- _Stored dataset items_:
• • • • • • •
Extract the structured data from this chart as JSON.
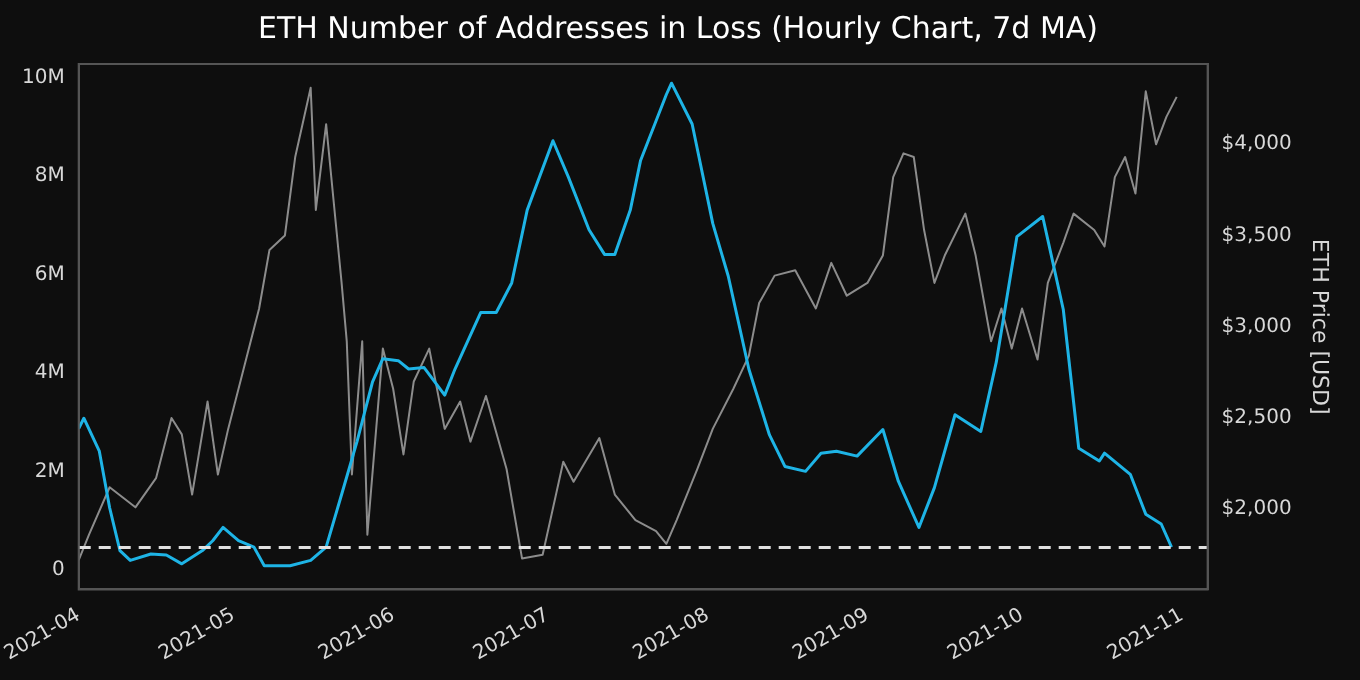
{
  "chart_data": {
    "type": "line",
    "title": "ETH Number of Addresses in Loss (Hourly Chart, 7d MA)",
    "y2label": "ETH Price [USD]",
    "marker": "none",
    "grid": false,
    "legend": false,
    "line_style": "solid",
    "xlim": [
      "2021-04-01",
      "2021-11-06"
    ],
    "xticks": [
      {
        "value": "2021-04-01",
        "label": "2021-04"
      },
      {
        "value": "2021-05-01",
        "label": "2021-05"
      },
      {
        "value": "2021-06-01",
        "label": "2021-06"
      },
      {
        "value": "2021-07-01",
        "label": "2021-07"
      },
      {
        "value": "2021-08-01",
        "label": "2021-08"
      },
      {
        "value": "2021-09-01",
        "label": "2021-09"
      },
      {
        "value": "2021-10-01",
        "label": "2021-10"
      },
      {
        "value": "2021-11-01",
        "label": "2021-11"
      }
    ],
    "ylim": [
      -400000,
      10280000
    ],
    "yticks": [
      0,
      {
        "value": 2000000,
        "label": "2M"
      },
      {
        "value": 4000000,
        "label": "4M"
      },
      {
        "value": 6000000,
        "label": "6M"
      },
      {
        "value": 8000000,
        "label": "8M"
      },
      {
        "value": 10000000,
        "label": "10M"
      }
    ],
    "y2lim": [
      1560,
      4440
    ],
    "y2ticks": [
      {
        "value": 2000,
        "label": "$2,000"
      },
      {
        "value": 2500,
        "label": "$2,500"
      },
      {
        "value": 3000,
        "label": "$3,000"
      },
      {
        "value": 3500,
        "label": "$3,500"
      },
      {
        "value": 4000,
        "label": "$4,000"
      }
    ],
    "ref_lines": [
      {
        "axis": "y",
        "value": 450000,
        "color": "#e0e0e0",
        "line_style": "dashed"
      }
    ],
    "series": [
      {
        "axis": "y2",
        "color": "#8c8c8c",
        "x": [
          "2021-04-01",
          "2021-04-03",
          "2021-04-07",
          "2021-04-12",
          "2021-04-16",
          "2021-04-19",
          "2021-04-21",
          "2021-04-23",
          "2021-04-26",
          "2021-04-28",
          "2021-04-30",
          "2021-05-03",
          "2021-05-06",
          "2021-05-08",
          "2021-05-11",
          "2021-05-13",
          "2021-05-16",
          "2021-05-17",
          "2021-05-19",
          "2021-05-20",
          "2021-05-22",
          "2021-05-23",
          "2021-05-24",
          "2021-05-26",
          "2021-05-27",
          "2021-05-30",
          "2021-06-01",
          "2021-06-03",
          "2021-06-05",
          "2021-06-08",
          "2021-06-11",
          "2021-06-14",
          "2021-06-16",
          "2021-06-19",
          "2021-06-23",
          "2021-06-26",
          "2021-06-30",
          "2021-07-04",
          "2021-07-06",
          "2021-07-11",
          "2021-07-14",
          "2021-07-18",
          "2021-07-22",
          "2021-07-24",
          "2021-07-26",
          "2021-07-28",
          "2021-07-30",
          "2021-08-02",
          "2021-08-06",
          "2021-08-09",
          "2021-08-11",
          "2021-08-14",
          "2021-08-18",
          "2021-08-22",
          "2021-08-25",
          "2021-08-28",
          "2021-09-01",
          "2021-09-04",
          "2021-09-06",
          "2021-09-08",
          "2021-09-10",
          "2021-09-12",
          "2021-09-14",
          "2021-09-16",
          "2021-09-20",
          "2021-09-22",
          "2021-09-25",
          "2021-09-27",
          "2021-09-29",
          "2021-10-01",
          "2021-10-04",
          "2021-10-06",
          "2021-10-09",
          "2021-10-11",
          "2021-10-15",
          "2021-10-17",
          "2021-10-19",
          "2021-10-21",
          "2021-10-23",
          "2021-10-25",
          "2021-10-27",
          "2021-10-29",
          "2021-10-31"
        ],
        "values": [
          1720,
          1860,
          2120,
          2010,
          2170,
          2500,
          2410,
          2080,
          2590,
          2190,
          2440,
          2770,
          3100,
          3420,
          3500,
          3930,
          4310,
          3640,
          4110,
          3820,
          3240,
          2920,
          2190,
          2920,
          1860,
          2880,
          2660,
          2300,
          2700,
          2880,
          2440,
          2590,
          2370,
          2620,
          2220,
          1730,
          1750,
          2260,
          2150,
          2390,
          2080,
          1940,
          1880,
          1810,
          1940,
          2080,
          2220,
          2440,
          2660,
          2840,
          3130,
          3280,
          3310,
          3100,
          3350,
          3170,
          3240,
          3390,
          3820,
          3950,
          3930,
          3530,
          3240,
          3390,
          3620,
          3390,
          2920,
          3100,
          2880,
          3100,
          2820,
          3240,
          3460,
          3620,
          3530,
          3440,
          3820,
          3930,
          3730,
          4290,
          4000,
          4150,
          4260
        ]
      },
      {
        "axis": "y",
        "color": "#1eb4e6",
        "x": [
          "2021-04-01",
          "2021-04-02",
          "2021-04-05",
          "2021-04-07",
          "2021-04-09",
          "2021-04-11",
          "2021-04-15",
          "2021-04-18",
          "2021-04-21",
          "2021-04-25",
          "2021-04-27",
          "2021-04-29",
          "2021-05-02",
          "2021-05-05",
          "2021-05-07",
          "2021-05-12",
          "2021-05-16",
          "2021-05-19",
          "2021-05-22",
          "2021-05-25",
          "2021-05-28",
          "2021-05-30",
          "2021-06-02",
          "2021-06-04",
          "2021-06-07",
          "2021-06-11",
          "2021-06-13",
          "2021-06-18",
          "2021-06-21",
          "2021-06-24",
          "2021-06-27",
          "2021-07-02",
          "2021-07-05",
          "2021-07-09",
          "2021-07-12",
          "2021-07-14",
          "2021-07-17",
          "2021-07-19",
          "2021-07-24",
          "2021-07-25",
          "2021-07-29",
          "2021-08-02",
          "2021-08-05",
          "2021-08-09",
          "2021-08-13",
          "2021-08-16",
          "2021-08-20",
          "2021-08-23",
          "2021-08-26",
          "2021-08-30",
          "2021-09-04",
          "2021-09-07",
          "2021-09-11",
          "2021-09-14",
          "2021-09-18",
          "2021-09-23",
          "2021-09-26",
          "2021-09-30",
          "2021-10-05",
          "2021-10-09",
          "2021-10-12",
          "2021-10-16",
          "2021-10-17",
          "2021-10-22",
          "2021-10-25",
          "2021-10-28",
          "2021-10-30"
        ],
        "values": [
          2870000,
          3080000,
          2410000,
          1260000,
          390000,
          190000,
          320000,
          300000,
          120000,
          390000,
          590000,
          860000,
          590000,
          460000,
          80000,
          80000,
          190000,
          460000,
          1530000,
          2610000,
          3820000,
          4290000,
          4250000,
          4080000,
          4110000,
          3550000,
          4080000,
          5230000,
          5230000,
          5830000,
          7310000,
          8720000,
          7980000,
          6910000,
          6410000,
          6410000,
          7310000,
          8320000,
          9660000,
          9890000,
          9060000,
          7040000,
          5970000,
          4080000,
          2740000,
          2100000,
          2000000,
          2370000,
          2410000,
          2310000,
          2850000,
          1800000,
          860000,
          1670000,
          3150000,
          2810000,
          4220000,
          6770000,
          7180000,
          5290000,
          2470000,
          2210000,
          2370000,
          1940000,
          1130000,
          930000,
          460000
        ]
      }
    ]
  }
}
• • • • • • •
- _TO DO_: Leave the pictures out and print the records above exactly as they stand.

- _OUTPUT_:
Extract the structured data from this chart as JSON.
{
  "chart_data": {
    "type": "line",
    "title": "ETH Number of Addresses in Loss (Hourly Chart, 7d MA)",
    "y2label": "ETH Price [USD]",
    "marker": "none",
    "grid": false,
    "legend": false,
    "line_style": "solid",
    "xlim": [
      "2021-04-01",
      "2021-11-06"
    ],
    "xticks": [
      {
        "value": "2021-04-01",
        "label": "2021-04"
      },
      {
        "value": "2021-05-01",
        "label": "2021-05"
      },
      {
        "value": "2021-06-01",
        "label": "2021-06"
      },
      {
        "value": "2021-07-01",
        "label": "2021-07"
      },
      {
        "value": "2021-08-01",
        "label": "2021-08"
      },
      {
        "value": "2021-09-01",
        "label": "2021-09"
      },
      {
        "value": "2021-10-01",
        "label": "2021-10"
      },
      {
        "value": "2021-11-01",
        "label": "2021-11"
      }
    ],
    "ylim": [
      -400000,
      10280000
    ],
    "yticks": [
      0,
      {
        "value": 2000000,
        "label": "2M"
      },
      {
        "value": 4000000,
        "label": "4M"
      },
      {
        "value": 6000000,
        "label": "6M"
      },
      {
        "value": 8000000,
        "label": "8M"
      },
      {
        "value": 10000000,
        "label": "10M"
      }
    ],
    "y2lim": [
      1560,
      4440
    ],
    "y2ticks": [
      {
        "value": 2000,
        "label": "$2,000"
      },
      {
        "value": 2500,
        "label": "$2,500"
      },
      {
        "value": 3000,
        "label": "$3,000"
      },
      {
        "value": 3500,
        "label": "$3,500"
      },
      {
        "value": 4000,
        "label": "$4,000"
      }
    ],
    "ref_lines": [
      {
        "axis": "y",
        "value": 450000,
        "color": "#e0e0e0",
        "line_style": "dashed"
      }
    ],
    "series": [
      {
        "axis": "y2",
        "color": "#8c8c8c",
        "x": [
          "2021-04-01",
          "2021-04-03",
          "2021-04-07",
          "2021-04-12",
          "2021-04-16",
          "2021-04-19",
          "2021-04-21",
          "2021-04-23",
          "2021-04-26",
          "2021-04-28",
          "2021-04-30",
          "2021-05-03",
          "2021-05-06",
          "2021-05-08",
          "2021-05-11",
          "2021-05-13",
          "2021-05-16",
          "2021-05-17",
          "2021-05-19",
          "2021-05-20",
          "2021-05-22",
          "2021-05-23",
          "2021-05-24",
          "2021-05-26",
          "2021-05-27",
          "2021-05-30",
          "2021-06-01",
          "2021-06-03",
          "2021-06-05",
          "2021-06-08",
          "2021-06-11",
          "2021-06-14",
          "2021-06-16",
          "2021-06-19",
          "2021-06-23",
          "2021-06-26",
          "2021-06-30",
          "2021-07-04",
          "2021-07-06",
          "2021-07-11",
          "2021-07-14",
          "2021-07-18",
          "2021-07-22",
          "2021-07-24",
          "2021-07-26",
          "2021-07-28",
          "2021-07-30",
          "2021-08-02",
          "2021-08-06",
          "2021-08-09",
          "2021-08-11",
          "2021-08-14",
          "2021-08-18",
          "2021-08-22",
          "2021-08-25",
          "2021-08-28",
          "2021-09-01",
          "2021-09-04",
          "2021-09-06",
          "2021-09-08",
          "2021-09-10",
          "2021-09-12",
          "2021-09-14",
          "2021-09-16",
          "2021-09-20",
          "2021-09-22",
          "2021-09-25",
          "2021-09-27",
          "2021-09-29",
          "2021-10-01",
          "2021-10-04",
          "2021-10-06",
          "2021-10-09",
          "2021-10-11",
          "2021-10-15",
          "2021-10-17",
          "2021-10-19",
          "2021-10-21",
          "2021-10-23",
          "2021-10-25",
          "2021-10-27",
          "2021-10-29",
          "2021-10-31"
        ],
        "values": [
          1720,
          1860,
          2120,
          2010,
          2170,
          2500,
          2410,
          2080,
          2590,
          2190,
          2440,
          2770,
          3100,
          3420,
          3500,
          3930,
          4310,
          3640,
          4110,
          3820,
          3240,
          2920,
          2190,
          2920,
          1860,
          2880,
          2660,
          2300,
          2700,
          2880,
          2440,
          2590,
          2370,
          2620,
          2220,
          1730,
          1750,
          2260,
          2150,
          2390,
          2080,
          1940,
          1880,
          1810,
          1940,
          2080,
          2220,
          2440,
          2660,
          2840,
          3130,
          3280,
          3310,
          3100,
          3350,
          3170,
          3240,
          3390,
          3820,
          3950,
          3930,
          3530,
          3240,
          3390,
          3620,
          3390,
          2920,
          3100,
          2880,
          3100,
          2820,
          3240,
          3460,
          3620,
          3530,
          3440,
          3820,
          3930,
          3730,
          4290,
          4000,
          4150,
          4260
        ]
      },
      {
        "axis": "y",
        "color": "#1eb4e6",
        "x": [
          "2021-04-01",
          "2021-04-02",
          "2021-04-05",
          "2021-04-07",
          "2021-04-09",
          "2021-04-11",
          "2021-04-15",
          "2021-04-18",
          "2021-04-21",
          "2021-04-25",
          "2021-04-27",
          "2021-04-29",
          "2021-05-02",
          "2021-05-05",
          "2021-05-07",
          "2021-05-12",
          "2021-05-16",
          "2021-05-19",
          "2021-05-22",
          "2021-05-25",
          "2021-05-28",
          "2021-05-30",
          "2021-06-02",
          "2021-06-04",
          "2021-06-07",
          "2021-06-11",
          "2021-06-13",
          "2021-06-18",
          "2021-06-21",
          "2021-06-24",
          "2021-06-27",
          "2021-07-02",
          "2021-07-05",
          "2021-07-09",
          "2021-07-12",
          "2021-07-14",
          "2021-07-17",
          "2021-07-19",
          "2021-07-24",
          "2021-07-25",
          "2021-07-29",
          "2021-08-02",
          "2021-08-05",
          "2021-08-09",
          "2021-08-13",
          "2021-08-16",
          "2021-08-20",
          "2021-08-23",
          "2021-08-26",
          "2021-08-30",
          "2021-09-04",
          "2021-09-07",
          "2021-09-11",
          "2021-09-14",
          "2021-09-18",
          "2021-09-23",
          "2021-09-26",
          "2021-09-30",
          "2021-10-05",
          "2021-10-09",
          "2021-10-12",
          "2021-10-16",
          "2021-10-17",
          "2021-10-22",
          "2021-10-25",
          "2021-10-28",
          "2021-10-30"
        ],
        "values": [
          2870000,
          3080000,
          2410000,
          1260000,
          390000,
          190000,
          320000,
          300000,
          120000,
          390000,
          590000,
          860000,
          590000,
          460000,
          80000,
          80000,
          190000,
          460000,
          1530000,
          2610000,
          3820000,
          4290000,
          4250000,
          4080000,
          4110000,
          3550000,
          4080000,
          5230000,
          5230000,
          5830000,
          7310000,
          8720000,
          7980000,
          6910000,
          6410000,
          6410000,
          7310000,
          8320000,
          9660000,
          9890000,
          9060000,
          7040000,
          5970000,
          4080000,
          2740000,
          2100000,
          2000000,
          2370000,
          2410000,
          2310000,
          2850000,
          1800000,
          860000,
          1670000,
          3150000,
          2810000,
          4220000,
          6770000,
          7180000,
          5290000,
          2470000,
          2210000,
          2370000,
          1940000,
          1130000,
          930000,
          460000
        ]
      }
    ]
  }
}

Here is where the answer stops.